Marriage equality and Passover

Something about the Seder I went to last night and the marriage equality cases currently before the Supreme Court got me thinking along these lines:

The wise son asks, "What are the statutes, the testimonies, and the laws that the Constitution has commanded you to do?"

To the wise son, you say: The 14th Amendment gives every citizen equal protection under the law. The 10th Amendment reserves powers to the States that aren't specifically granted to the Federal Government. And the First Amendment prohibits the establishment of a national religion.

The wicked son asks, "What does this mean to you?"

By saying "you," he separates himself from the rest of the United States, and its rich tradition of liberty and tolerance. You say to him,

JUSTICE SCALIA: When did it become unconstitutional to ban same-sex marriage? Was it 1791? 1868?

TED OLSON: When did it become unconstitutional to ban interracial marriage?

JUSTICE SCALIA: Don’t try to answer my question with your own question.

Or, more succinctly, "Sod off, Tony."

The simple son asks, "What is this?"

*Excerpted data*:
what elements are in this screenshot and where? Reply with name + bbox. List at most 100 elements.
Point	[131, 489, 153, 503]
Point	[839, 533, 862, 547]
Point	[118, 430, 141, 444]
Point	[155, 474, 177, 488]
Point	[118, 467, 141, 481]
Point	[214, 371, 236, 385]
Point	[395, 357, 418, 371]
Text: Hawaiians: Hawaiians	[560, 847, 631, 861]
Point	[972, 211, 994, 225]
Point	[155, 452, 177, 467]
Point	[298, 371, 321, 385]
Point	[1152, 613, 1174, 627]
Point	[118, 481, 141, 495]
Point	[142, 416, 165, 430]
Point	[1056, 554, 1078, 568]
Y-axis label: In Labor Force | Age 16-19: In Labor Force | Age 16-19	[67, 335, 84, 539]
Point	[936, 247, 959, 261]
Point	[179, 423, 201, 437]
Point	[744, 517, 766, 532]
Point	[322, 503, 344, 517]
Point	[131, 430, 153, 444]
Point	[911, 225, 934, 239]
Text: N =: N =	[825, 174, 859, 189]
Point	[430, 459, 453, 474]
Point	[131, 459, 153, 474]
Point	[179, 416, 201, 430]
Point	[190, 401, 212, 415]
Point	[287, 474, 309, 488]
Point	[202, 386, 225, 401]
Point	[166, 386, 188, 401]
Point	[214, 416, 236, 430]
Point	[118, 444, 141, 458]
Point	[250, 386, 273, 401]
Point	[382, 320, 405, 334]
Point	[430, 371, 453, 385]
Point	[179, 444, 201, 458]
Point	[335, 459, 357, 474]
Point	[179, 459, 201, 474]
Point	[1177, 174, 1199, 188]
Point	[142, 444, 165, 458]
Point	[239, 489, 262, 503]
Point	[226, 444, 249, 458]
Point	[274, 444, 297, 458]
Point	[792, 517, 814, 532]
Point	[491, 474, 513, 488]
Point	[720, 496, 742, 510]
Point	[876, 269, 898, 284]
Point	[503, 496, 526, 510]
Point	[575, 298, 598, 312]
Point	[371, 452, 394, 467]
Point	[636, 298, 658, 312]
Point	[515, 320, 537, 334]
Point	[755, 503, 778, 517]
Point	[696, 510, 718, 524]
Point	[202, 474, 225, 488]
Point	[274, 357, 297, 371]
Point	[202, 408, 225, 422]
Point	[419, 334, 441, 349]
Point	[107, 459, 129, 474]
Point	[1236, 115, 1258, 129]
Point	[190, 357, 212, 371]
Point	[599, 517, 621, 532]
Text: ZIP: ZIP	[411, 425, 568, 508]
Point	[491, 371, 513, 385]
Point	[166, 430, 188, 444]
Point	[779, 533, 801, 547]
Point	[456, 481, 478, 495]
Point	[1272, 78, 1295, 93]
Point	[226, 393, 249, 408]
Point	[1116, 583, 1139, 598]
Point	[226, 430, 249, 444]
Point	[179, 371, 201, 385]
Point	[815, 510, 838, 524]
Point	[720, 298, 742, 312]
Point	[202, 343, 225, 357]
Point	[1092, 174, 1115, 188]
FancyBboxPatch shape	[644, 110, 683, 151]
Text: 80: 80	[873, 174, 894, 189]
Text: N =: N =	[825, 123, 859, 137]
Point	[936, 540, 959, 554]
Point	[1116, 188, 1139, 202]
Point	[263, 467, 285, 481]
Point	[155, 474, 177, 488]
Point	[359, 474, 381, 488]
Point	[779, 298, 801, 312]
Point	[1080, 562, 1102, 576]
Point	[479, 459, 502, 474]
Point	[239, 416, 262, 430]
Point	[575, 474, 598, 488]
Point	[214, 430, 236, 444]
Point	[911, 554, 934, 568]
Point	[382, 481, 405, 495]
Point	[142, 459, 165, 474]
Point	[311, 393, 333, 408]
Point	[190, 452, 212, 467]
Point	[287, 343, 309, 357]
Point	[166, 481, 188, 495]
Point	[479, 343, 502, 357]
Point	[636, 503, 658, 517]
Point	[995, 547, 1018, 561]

*Problem to solve*: Write out the whole marriage equality and Passover post from above, word for word, with nothing changed.

*Exercise solution*:
Marriage equality and Passover

Something about the Seder I went to last night and the marriage equality cases currently before the Supreme Court got me thinking along these lines:

The wise son asks, "What are the statutes, the testimonies, and the laws that the Constitution has commanded you to do?"

To the wise son, you say: The 14th Amendment gives every citizen equal protection under the law. The 10th Amendment reserves powers to the States that aren't specifically granted to the Federal Government. And the First Amendment prohibits the establishment of a national religion.

The wicked son asks, "What does this mean to you?"

By saying "you," he separates himself from the rest of the United States, and its rich tradition of liberty and tolerance. You say to him,

JUSTICE SCALIA: When did it become unconstitutional to ban same-sex marriage? Was it 1791? 1868?

TED OLSON: When did it become unconstitutional to ban interracial marriage?

JUSTICE SCALIA: Don’t try to answer my question with your own question.

Or, more succinctly, "Sod off, Tony."

The simple son asks, "What is this?"